--- start of Given entries ---

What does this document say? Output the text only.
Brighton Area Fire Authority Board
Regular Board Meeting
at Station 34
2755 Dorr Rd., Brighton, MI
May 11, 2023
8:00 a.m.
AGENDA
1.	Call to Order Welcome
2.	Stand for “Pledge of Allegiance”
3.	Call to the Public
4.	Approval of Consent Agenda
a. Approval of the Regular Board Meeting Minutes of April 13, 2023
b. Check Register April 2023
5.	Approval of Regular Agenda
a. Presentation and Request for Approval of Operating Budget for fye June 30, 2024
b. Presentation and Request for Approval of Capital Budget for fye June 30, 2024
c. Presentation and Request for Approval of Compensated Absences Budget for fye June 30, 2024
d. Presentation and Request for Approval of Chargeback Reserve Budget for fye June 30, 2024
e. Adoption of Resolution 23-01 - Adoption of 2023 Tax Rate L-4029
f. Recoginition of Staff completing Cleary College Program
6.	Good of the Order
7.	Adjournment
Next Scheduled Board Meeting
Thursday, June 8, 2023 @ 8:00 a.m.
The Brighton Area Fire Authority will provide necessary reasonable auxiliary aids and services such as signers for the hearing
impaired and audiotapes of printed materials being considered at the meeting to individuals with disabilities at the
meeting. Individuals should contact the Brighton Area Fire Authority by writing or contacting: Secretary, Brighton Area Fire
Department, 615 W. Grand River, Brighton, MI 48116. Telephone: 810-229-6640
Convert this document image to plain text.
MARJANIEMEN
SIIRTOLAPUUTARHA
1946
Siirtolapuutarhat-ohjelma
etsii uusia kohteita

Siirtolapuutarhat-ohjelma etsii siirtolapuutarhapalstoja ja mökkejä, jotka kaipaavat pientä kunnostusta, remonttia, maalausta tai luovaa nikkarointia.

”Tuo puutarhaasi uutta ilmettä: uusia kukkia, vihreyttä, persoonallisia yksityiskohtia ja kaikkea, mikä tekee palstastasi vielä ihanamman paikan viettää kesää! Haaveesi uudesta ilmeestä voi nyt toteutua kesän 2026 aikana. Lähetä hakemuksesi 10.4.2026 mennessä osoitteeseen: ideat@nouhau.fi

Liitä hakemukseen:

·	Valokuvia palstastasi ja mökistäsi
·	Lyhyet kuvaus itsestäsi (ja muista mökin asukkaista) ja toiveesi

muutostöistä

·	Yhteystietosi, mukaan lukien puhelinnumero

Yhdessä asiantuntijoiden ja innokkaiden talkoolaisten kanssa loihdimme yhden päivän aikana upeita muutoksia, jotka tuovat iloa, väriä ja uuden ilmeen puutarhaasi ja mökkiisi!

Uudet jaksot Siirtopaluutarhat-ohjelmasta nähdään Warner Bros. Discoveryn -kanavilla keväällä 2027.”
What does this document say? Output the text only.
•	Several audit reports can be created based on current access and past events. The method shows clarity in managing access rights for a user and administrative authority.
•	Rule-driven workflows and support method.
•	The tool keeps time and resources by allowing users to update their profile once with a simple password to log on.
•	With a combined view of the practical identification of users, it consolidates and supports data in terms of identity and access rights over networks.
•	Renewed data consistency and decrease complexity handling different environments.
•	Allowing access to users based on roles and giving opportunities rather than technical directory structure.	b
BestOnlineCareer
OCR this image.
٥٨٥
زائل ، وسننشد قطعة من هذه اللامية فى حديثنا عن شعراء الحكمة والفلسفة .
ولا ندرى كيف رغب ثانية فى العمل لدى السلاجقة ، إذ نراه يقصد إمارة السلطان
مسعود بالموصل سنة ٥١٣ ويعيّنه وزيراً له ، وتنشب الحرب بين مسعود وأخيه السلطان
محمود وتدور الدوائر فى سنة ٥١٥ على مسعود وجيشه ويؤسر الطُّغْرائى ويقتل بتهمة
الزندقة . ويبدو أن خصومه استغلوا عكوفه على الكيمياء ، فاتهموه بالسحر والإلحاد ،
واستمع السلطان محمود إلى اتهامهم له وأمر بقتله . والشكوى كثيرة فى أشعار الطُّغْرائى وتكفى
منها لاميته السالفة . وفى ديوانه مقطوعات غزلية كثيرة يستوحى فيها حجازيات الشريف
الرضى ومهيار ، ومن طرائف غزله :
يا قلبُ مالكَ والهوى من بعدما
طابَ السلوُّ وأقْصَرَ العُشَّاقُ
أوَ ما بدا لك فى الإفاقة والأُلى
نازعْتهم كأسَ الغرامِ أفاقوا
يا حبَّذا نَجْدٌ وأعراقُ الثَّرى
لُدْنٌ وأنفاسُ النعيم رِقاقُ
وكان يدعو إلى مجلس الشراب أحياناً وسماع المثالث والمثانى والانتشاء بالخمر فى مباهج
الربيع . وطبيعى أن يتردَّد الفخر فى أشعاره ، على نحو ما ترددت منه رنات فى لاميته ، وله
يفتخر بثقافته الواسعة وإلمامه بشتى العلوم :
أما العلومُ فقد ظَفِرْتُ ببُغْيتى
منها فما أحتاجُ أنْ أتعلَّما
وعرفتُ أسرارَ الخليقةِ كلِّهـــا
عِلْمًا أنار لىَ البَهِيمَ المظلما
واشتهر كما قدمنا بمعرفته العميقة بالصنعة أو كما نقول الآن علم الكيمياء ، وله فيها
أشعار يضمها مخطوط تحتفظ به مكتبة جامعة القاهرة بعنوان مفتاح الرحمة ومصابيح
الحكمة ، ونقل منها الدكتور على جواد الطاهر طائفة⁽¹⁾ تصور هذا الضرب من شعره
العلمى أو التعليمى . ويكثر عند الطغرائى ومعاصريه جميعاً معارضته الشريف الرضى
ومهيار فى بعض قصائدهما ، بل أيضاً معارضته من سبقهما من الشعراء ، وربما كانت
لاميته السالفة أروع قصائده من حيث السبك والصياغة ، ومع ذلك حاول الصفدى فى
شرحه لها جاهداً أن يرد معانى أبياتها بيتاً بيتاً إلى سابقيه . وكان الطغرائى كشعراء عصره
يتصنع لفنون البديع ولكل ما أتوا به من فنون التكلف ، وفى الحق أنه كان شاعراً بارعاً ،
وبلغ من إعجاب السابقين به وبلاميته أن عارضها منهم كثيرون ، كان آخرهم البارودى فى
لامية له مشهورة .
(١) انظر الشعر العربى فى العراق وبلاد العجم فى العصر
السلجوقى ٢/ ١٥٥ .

--- end of Given entries ---

Check all the records above and select each line where the string "ومهيار" is found.

→ **Solved exercise**:
الرضى ومهيار ، ومن طرائف غزله :
ومهيار فى بعض قصائدهما ، بل أيضاً معارضته من سبقهما من الشعراء ، وربما كانت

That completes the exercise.